Indicate only the number of lines in the listing below in which the word "Kudinova" appears.
=== DATA FOR THIS TASK ===
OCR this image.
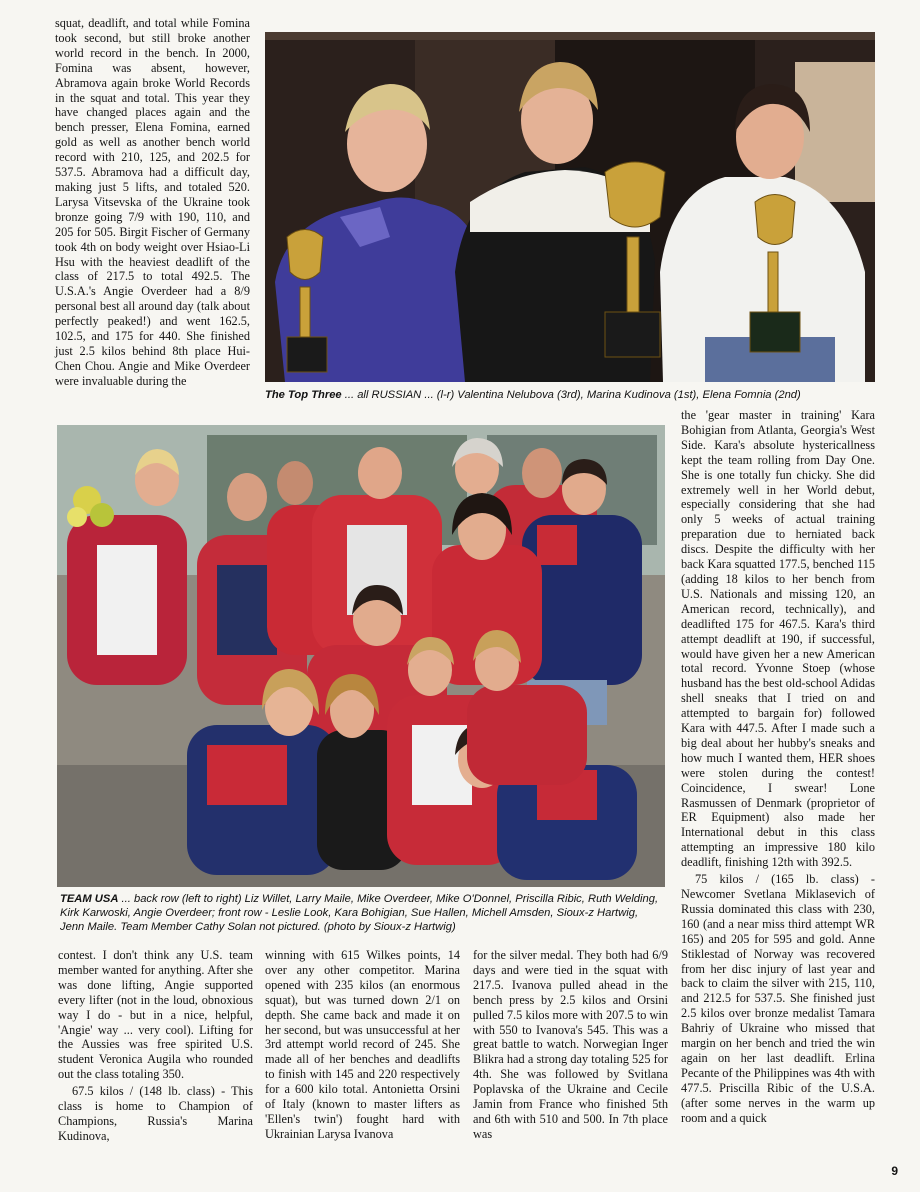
squat, deadlift, and total while Fomina took second, but still broke another world record in the bench. In 2000, Fomina was absent, however, Abramova again broke World Records in the squat and total. This year they have changed places again and the bench presser, Elena Fomina, earned gold as well as another bench world record with 210, 125, and 202.5 for 537.5. Abramova had a difficult day, making just 5 lifts, and totaled 520. Larysa Vitsevska of the Ukraine took bronze going 7/9 with 190, 110, and 205 for 505. Birgit Fischer of Germany took 4th on body weight over Hsiao-Li Hsu with the heaviest deadlift of the class of 217.5 to total 492.5. The U.S.A.'s Angie Overdeer had a 8/9 personal best all around day (talk about perfectly peaked!) and went 162.5, 102.5, and 175 for 440. She finished just 2.5 kilos behind 8th place Hui-Chen Chou. Angie and Mike Overdeer were invaluable during the

The Top Three ... all RUSSIAN ... (l-r) Valentina Nelubova (3rd), Marina Kudinova (1st), Elena Fomnia (2nd)
TEAM USA ... back row (left to right) Liz Willet, Larry Maile, Mike Overdeer, Mike O'Donnel, Priscilla Ribic, Ruth Welding, Kirk Karwoski, Angie Overdeer; front row - Leslie Look, Kara Bohigian, Sue Hallen, Michell Amsden, Sioux-z Hartwig, Jenn Maile. Team Member Cathy Solan not pictured. (photo by Sioux-z Hartwig)

the 'gear master in training' Kara Bohigian from Atlanta, Georgia's West Side. Kara's absolute hystericallness kept the team rolling from Day One. She is one totally fun chicky. She did extremely well in her World debut, especially considering that she had only 5 weeks of actual training preparation due to herniated back discs. Despite the difficulty with her back Kara squatted 177.5, benched 115 (adding 18 kilos to her bench from U.S. Nationals and missing 120, an American record, technically), and deadlifted 175 for 467.5. Kara's third attempt deadlift at 190, if successful, would have given her a new American total record. Yvonne Stoep (whose husband has the best old-school Adidas shell sneaks that I tried on and attempted to bargain for) followed Kara with 447.5. After I made such a big deal about her hubby's sneaks and how much I wanted them, HER shoes were stolen during the contest! Coincidence, I swear! Lone Rasmussen of Denmark (proprietor of ER Equipment) also made her International debut in this class attempting an impressive 180 kilo deadlift, finishing 12th with 392.5.

75 kilos / (165 lb. class) - Newcomer Svetlana Miklasevich of Russia dominated this class with 230, 160 (and a near miss third attempt WR 165) and 205 for 595 and gold. Anne Stiklestad of Norway was recovered from her disc injury of last year and back to claim the silver with 215, 110, and 212.5 for 537.5. She finished just 2.5 kilos over bronze medalist Tamara Bahriy of Ukraine who missed that margin on her bench and tried the win again on her last deadlift. Erlina Pecante of the Philippines was 4th with 477.5. Priscilla Ribic of the U.S.A. (after some nerves in the warm up room and a quick

contest. I don't think any U.S. team member wanted for anything. After she was done lifting, Angie supported every lifter (not in the loud, obnoxious way I do - but in a nice, helpful, 'Angie' way ... very cool). Lifting for the Aussies was free spirited U.S. student Veronica Augila who rounded out the class totaling 350.

67.5 kilos / (148 lb. class) - This class is home to Champion of Champions, Russia's Marina Kudinova,

winning with 615 Wilkes points, 14 over any other competitor. Marina opened with 235 kilos (an enormous squat), but was turned down 2/1 on depth. She came back and made it on her second, but was unsuccessful at her 3rd attempt world record of 245. She made all of her benches and deadlifts to finish with 145 and 220 respectively for a 600 kilo total. Antonietta Orsini of Italy (known to master lifters as 'Ellen's twin') fought hard with Ukrainian Larysa Ivanova

for the silver medal. They both had 6/9 days and were tied in the squat with 217.5. Ivanova pulled ahead in the bench press by 2.5 kilos and Orsini pulled 7.5 kilos more with 207.5 to win with 550 to Ivanova's 545. This was a great battle to watch. Norwegian Inger Blikra had a strong day totaling 525 for 4th. She was followed by Svitlana Poplavska of the Ukraine and Cecile Jamin from France who finished 5th and 6th with 510 and 500. In 7th place was

9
===
COMPLETE ANSWER: 2